-- DO THIS --
Transcribe the listing that follows in full, omitting pictures.
# START OF RECORDS FOR THE EXERCISE
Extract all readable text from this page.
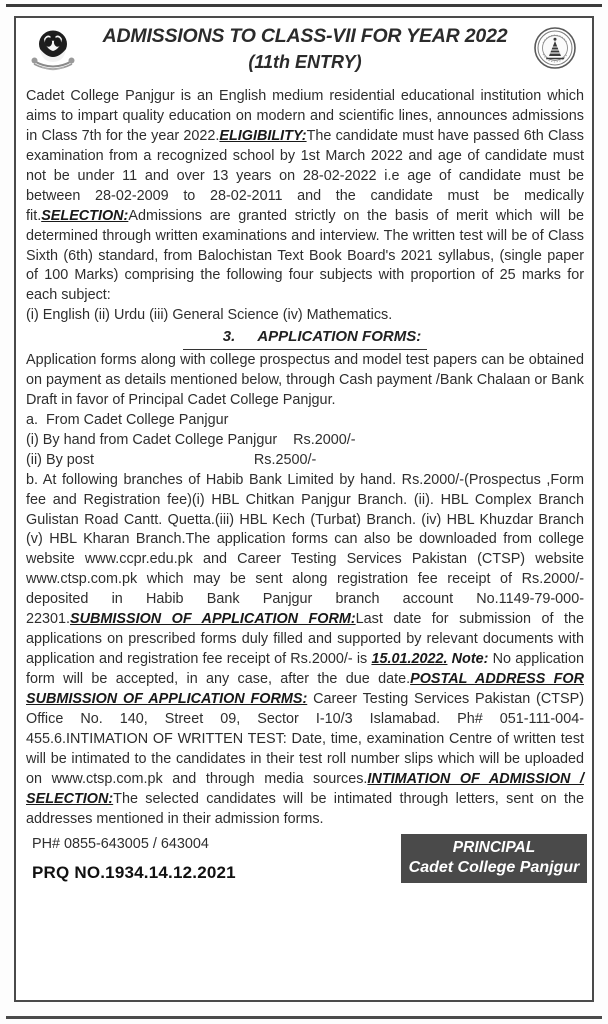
ADMISSIONS TO CLASS-VII FOR YEAR 2022
(11th ENTRY)

Cadet College Panjgur is an English medium residential educational institution which aims to impart quality education on modern and scientific lines, announces admissions in Class 7th for the year 2022.ELIGIBILITY:The candidate must have passed 6th Class examination from a recognized school by 1st March 2022 and age of candidate must not be under 11 and over 13 years on 28-02-2022 i.e age of candidate must be between 28-02-2009 to 28-02-2011 and the candidate must be medically fit.SELECTION:Admissions are granted strictly on the basis of merit which will be determined through written examinations and interview. The written test will be of Class Sixth (6th) standard, from Balochistan Text Book Board's 2021 syllabus, (single paper of 100 Marks) comprising the following four subjects with proportion of 25 marks for each subject:

(i) English (ii) Urdu (iii) General Science (iv) Mathematics.

3. APPLICATION FORMS:

Application forms along with college prospectus and model test papers can be obtained on payment as details mentioned below, through Cash payment /Bank Chalaan or Bank Draft in favor of Principal Cadet College Panjgur.

a.  From Cadet College Panjgur
(i) By hand from Cadet College Panjgur    Rs.2000/-
(ii) By post                                        Rs.2500/-

b. At following branches of Habib Bank Limited by hand. Rs.2000/-(Prospectus ,Form fee and Registration fee)(i) HBL Chitkan Panjgur Branch. (ii). HBL Complex Branch Gulistan Road Cantt. Quetta.(iii) HBL Kech (Turbat) Branch. (iv) HBL Khuzdar Branch (v) HBL Kharan Branch.The application forms can also be downloaded from college website www.ccpr.edu.pk and Career Testing Services Pakistan (CTSP) website www.ctsp.com.pk which may be sent along registration fee receipt of Rs.2000/- deposited in Habib Bank Panjgur branch account No.1149-79-000-22301.SUBMISSION OF APPLICATION FORM:Last date for submission of the applications on prescribed forms duly filled and supported by relevant documents with application and registration fee receipt of Rs.2000/- is 15.01.2022. Note: No application form will be accepted, in any case, after the due date.POSTAL ADDRESS FOR SUBMISSION OF APPLICATION FORMS: Career Testing Services Pakistan (CTSP) Office No. 140, Street 09, Sector I-10/3 Islamabad. Ph# 051-111-004-455.6.INTIMATION OF WRITTEN TEST: Date, time, examination Centre of written test will be intimated to the candidates in their test roll number slips which will be uploaded on www.ctsp.com.pk and through media sources.INTIMATION OF ADMISSION / SELECTION:The selected candidates will be intimated through letters, sent on the addresses mentioned in their admission forms.

PH# 0855-643005 / 643004
PRQ NO.1934.14.12.2021
PRINCIPAL
Cadet College Panjgur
# END OF RECORDS FOR THE EXERCISE
-- TASK OUTPUT --
Extract all readable text from this page.
ADMISSIONS TO CLASS-VII FOR YEAR 2022
(11th ENTRY)

Cadet College Panjgur is an English medium residential educational institution which aims to impart quality education on modern and scientific lines, announces admissions in Class 7th for the year 2022.ELIGIBILITY:The candidate must have passed 6th Class examination from a recognized school by 1st March 2022 and age of candidate must not be under 11 and over 13 years on 28-02-2022 i.e age of candidate must be between 28-02-2009 to 28-02-2011 and the candidate must be medically fit.SELECTION:Admissions are granted strictly on the basis of merit which will be determined through written examinations and interview. The written test will be of Class Sixth (6th) standard, from Balochistan Text Book Board's 2021 syllabus, (single paper of 100 Marks) comprising the following four subjects with proportion of 25 marks for each subject:

(i) English (ii) Urdu (iii) General Science (iv) Mathematics.

3. APPLICATION FORMS:

Application forms along with college prospectus and model test papers can be obtained on payment as details mentioned below, through Cash payment /Bank Chalaan or Bank Draft in favor of Principal Cadet College Panjgur.

a.  From Cadet College Panjgur
(i) By hand from Cadet College Panjgur    Rs.2000/-
(ii) By post                                        Rs.2500/-

b. At following branches of Habib Bank Limited by hand. Rs.2000/-(Prospectus ,Form fee and Registration fee)(i) HBL Chitkan Panjgur Branch. (ii). HBL Complex Branch Gulistan Road Cantt. Quetta.(iii) HBL Kech (Turbat) Branch. (iv) HBL Khuzdar Branch (v) HBL Kharan Branch.The application forms can also be downloaded from college website www.ccpr.edu.pk and Career Testing Services Pakistan (CTSP) website www.ctsp.com.pk which may be sent along registration fee receipt of Rs.2000/- deposited in Habib Bank Panjgur branch account No.1149-79-000-22301.SUBMISSION OF APPLICATION FORM:Last date for submission of the applications on prescribed forms duly filled and supported by relevant documents with application and registration fee receipt of Rs.2000/- is 15.01.2022. Note: No application form will be accepted, in any case, after the due date.POSTAL ADDRESS FOR SUBMISSION OF APPLICATION FORMS: Career Testing Services Pakistan (CTSP) Office No. 140, Street 09, Sector I-10/3 Islamabad. Ph# 051-111-004-455.6.INTIMATION OF WRITTEN TEST: Date, time, examination Centre of written test will be intimated to the candidates in their test roll number slips which will be uploaded on www.ctsp.com.pk and through media sources.INTIMATION OF ADMISSION / SELECTION:The selected candidates will be intimated through letters, sent on the addresses mentioned in their admission forms.

PH# 0855-643005 / 643004
PRQ NO.1934.14.12.2021
PRINCIPAL
Cadet College Panjgur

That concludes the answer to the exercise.